What is asked -> Filter the data for lines with the word "WordPress", then copy every line so identified.

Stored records
_ _ _ _ _ _ _
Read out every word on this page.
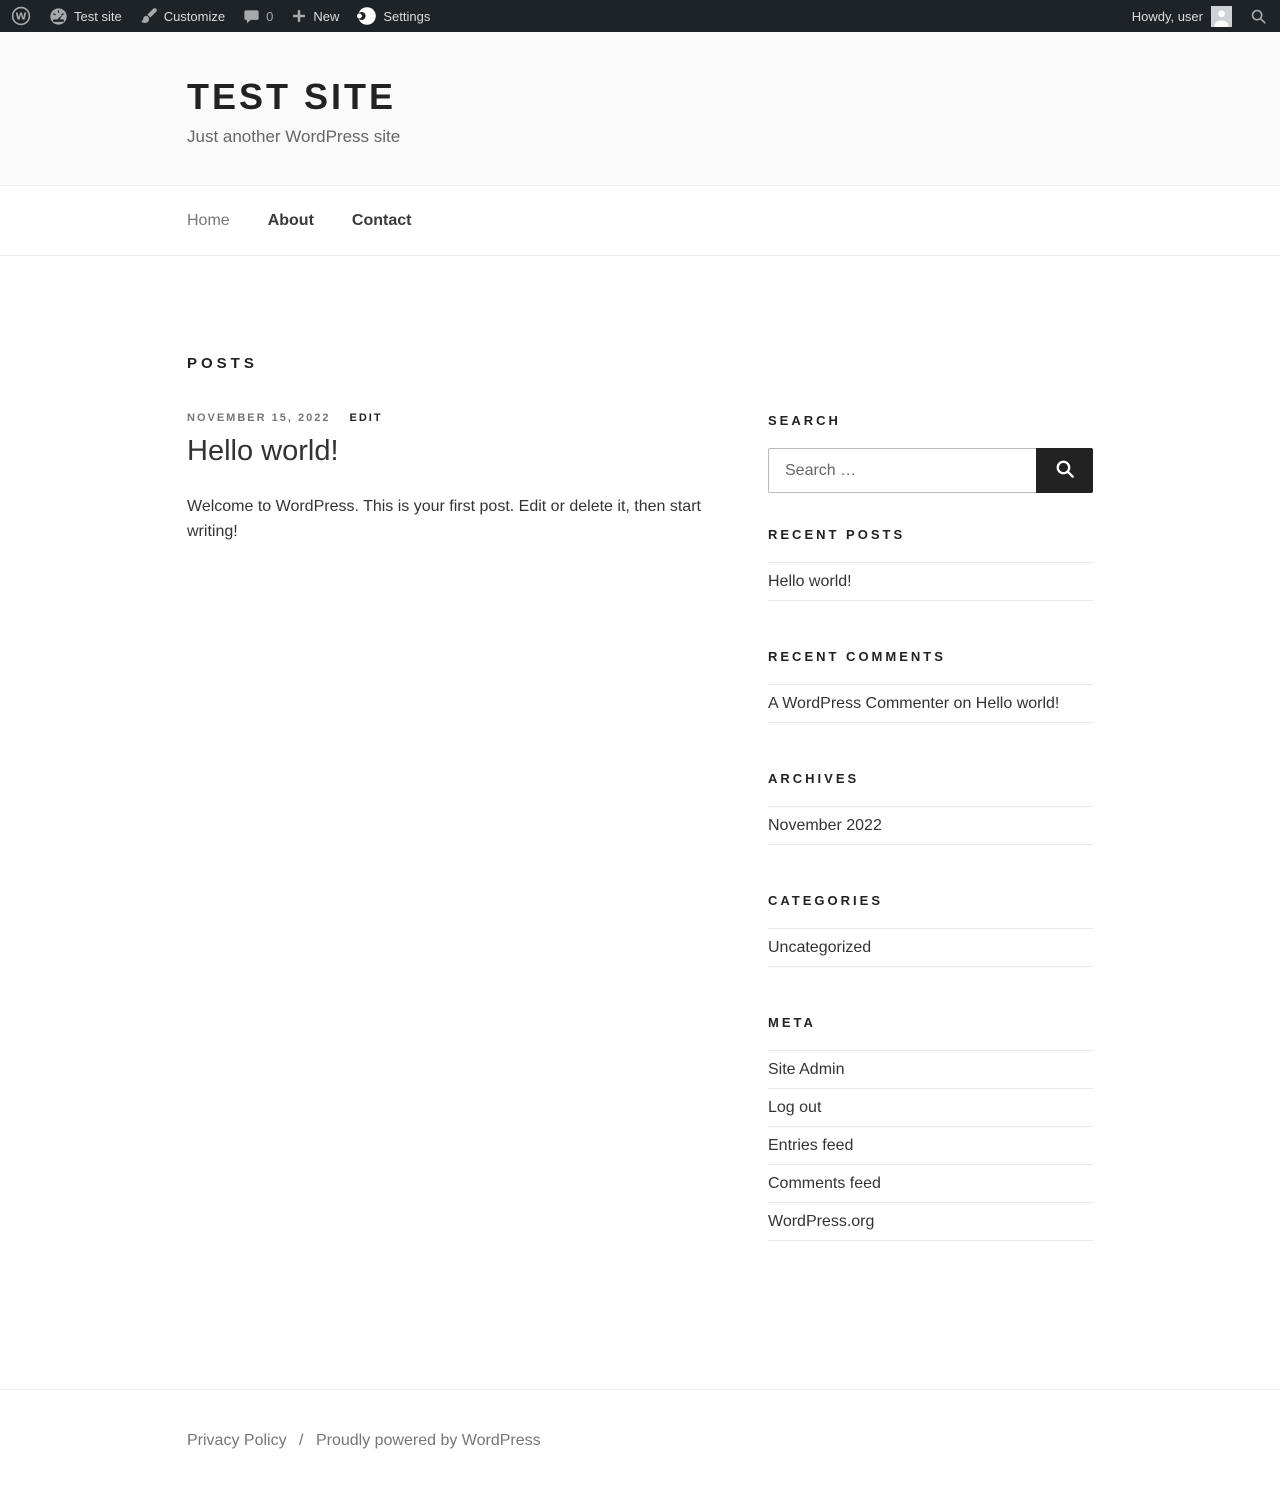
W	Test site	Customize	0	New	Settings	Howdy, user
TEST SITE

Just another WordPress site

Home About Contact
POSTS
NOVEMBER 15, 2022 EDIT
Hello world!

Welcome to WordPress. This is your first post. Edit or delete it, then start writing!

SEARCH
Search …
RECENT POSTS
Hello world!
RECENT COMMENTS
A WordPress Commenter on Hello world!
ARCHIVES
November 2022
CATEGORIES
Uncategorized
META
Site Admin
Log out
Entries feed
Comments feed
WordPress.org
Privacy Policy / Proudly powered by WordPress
_ _ _ _ _ _ _
Response to the task ->
Just another WordPress site
Welcome to WordPress. This is your first post. Edit or delete it, then start writing!
A WordPress Commenter on Hello world!
WordPress.org
Privacy Policy / Proudly powered by WordPress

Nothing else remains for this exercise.